EXERCISE DIRECTIONS:
Restate the material word for word and leave out anything that is a picture.

SOURCE MATERIAL:
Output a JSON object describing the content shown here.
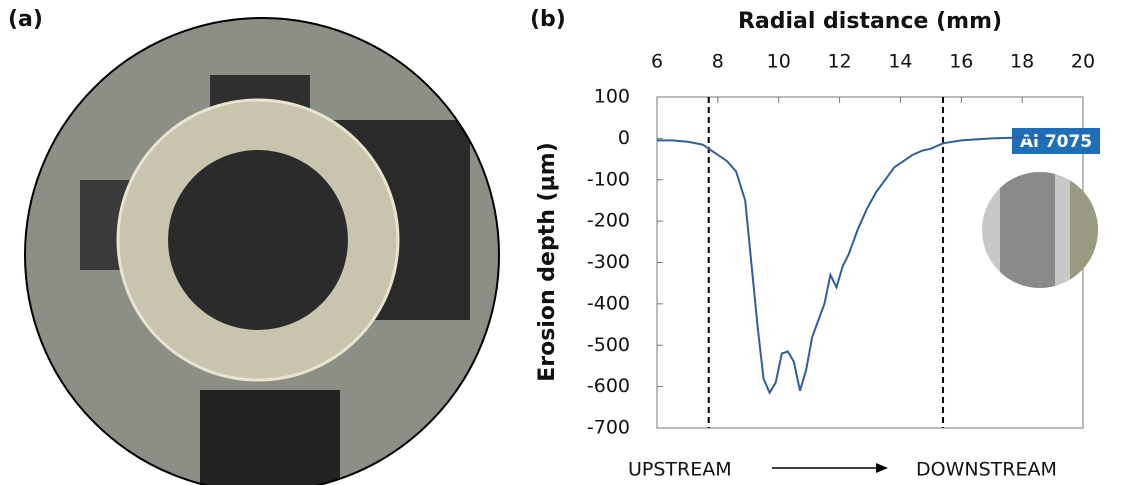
{
  "panel_labels": [
    "(a)",
    "(b)"
  ],
  "chart_data": {
    "type": "line",
    "xlabel": "Radial distance (mm)",
    "ylabel": "Erosion depth (µm)",
    "annotations": {
      "upstream": "UPSTREAM",
      "downstream": "DOWNSTREAM",
      "material": "Al 7075"
    },
    "xlim": [
      6,
      20
    ],
    "xticks": [
      6,
      8,
      10,
      12,
      14,
      16,
      18,
      20
    ],
    "ylim": [
      -700,
      100
    ],
    "yticks": [
      100,
      0,
      -100,
      -200,
      -300,
      -400,
      -500,
      -600,
      -700
    ],
    "vlines": [
      7.7,
      15.4
    ],
    "x": [
      6,
      6.5,
      7,
      7.5,
      7.7,
      8,
      8.3,
      8.6,
      8.9,
      9.1,
      9.3,
      9.5,
      9.7,
      9.9,
      10.1,
      10.3,
      10.5,
      10.7,
      10.9,
      11.1,
      11.3,
      11.5,
      11.7,
      11.9,
      12.1,
      12.3,
      12.6,
      12.9,
      13.2,
      13.5,
      13.8,
      14.1,
      14.4,
      14.7,
      15,
      15.4,
      16,
      17,
      18,
      19
    ],
    "series": [
      {
        "name": "Al 7075",
        "color": "#2e5e9e",
        "values": [
          -5,
          -5,
          -8,
          -15,
          -25,
          -40,
          -55,
          -80,
          -150,
          -300,
          -450,
          -580,
          -615,
          -590,
          -520,
          -515,
          -540,
          -610,
          -560,
          -480,
          -440,
          -400,
          -330,
          -360,
          -310,
          -280,
          -220,
          -170,
          -130,
          -100,
          -70,
          -55,
          -40,
          -30,
          -25,
          -12,
          -5,
          0,
          2,
          0
        ]
      }
    ]
  }
}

EXERCISE RESULT:
Output a JSON object describing the content shown here.
{
  "panel_labels": [
    "(a)",
    "(b)"
  ],
  "chart_data": {
    "type": "line",
    "xlabel": "Radial distance (mm)",
    "ylabel": "Erosion depth (µm)",
    "annotations": {
      "upstream": "UPSTREAM",
      "downstream": "DOWNSTREAM",
      "material": "Al 7075"
    },
    "xlim": [
      6,
      20
    ],
    "xticks": [
      6,
      8,
      10,
      12,
      14,
      16,
      18,
      20
    ],
    "ylim": [
      -700,
      100
    ],
    "yticks": [
      100,
      0,
      -100,
      -200,
      -300,
      -400,
      -500,
      -600,
      -700
    ],
    "vlines": [
      7.7,
      15.4
    ],
    "x": [
      6,
      6.5,
      7,
      7.5,
      7.7,
      8,
      8.3,
      8.6,
      8.9,
      9.1,
      9.3,
      9.5,
      9.7,
      9.9,
      10.1,
      10.3,
      10.5,
      10.7,
      10.9,
      11.1,
      11.3,
      11.5,
      11.7,
      11.9,
      12.1,
      12.3,
      12.6,
      12.9,
      13.2,
      13.5,
      13.8,
      14.1,
      14.4,
      14.7,
      15,
      15.4,
      16,
      17,
      18,
      19
    ],
    "series": [
      {
        "name": "Al 7075",
        "color": "#2e5e9e",
        "values": [
          -5,
          -5,
          -8,
          -15,
          -25,
          -40,
          -55,
          -80,
          -150,
          -300,
          -450,
          -580,
          -615,
          -590,
          -520,
          -515,
          -540,
          -610,
          -560,
          -480,
          -440,
          -400,
          -330,
          -360,
          -310,
          -280,
          -220,
          -170,
          -130,
          -100,
          -70,
          -55,
          -40,
          -30,
          -25,
          -12,
          -5,
          0,
          2,
          0
        ]
      }
    ]
  }
}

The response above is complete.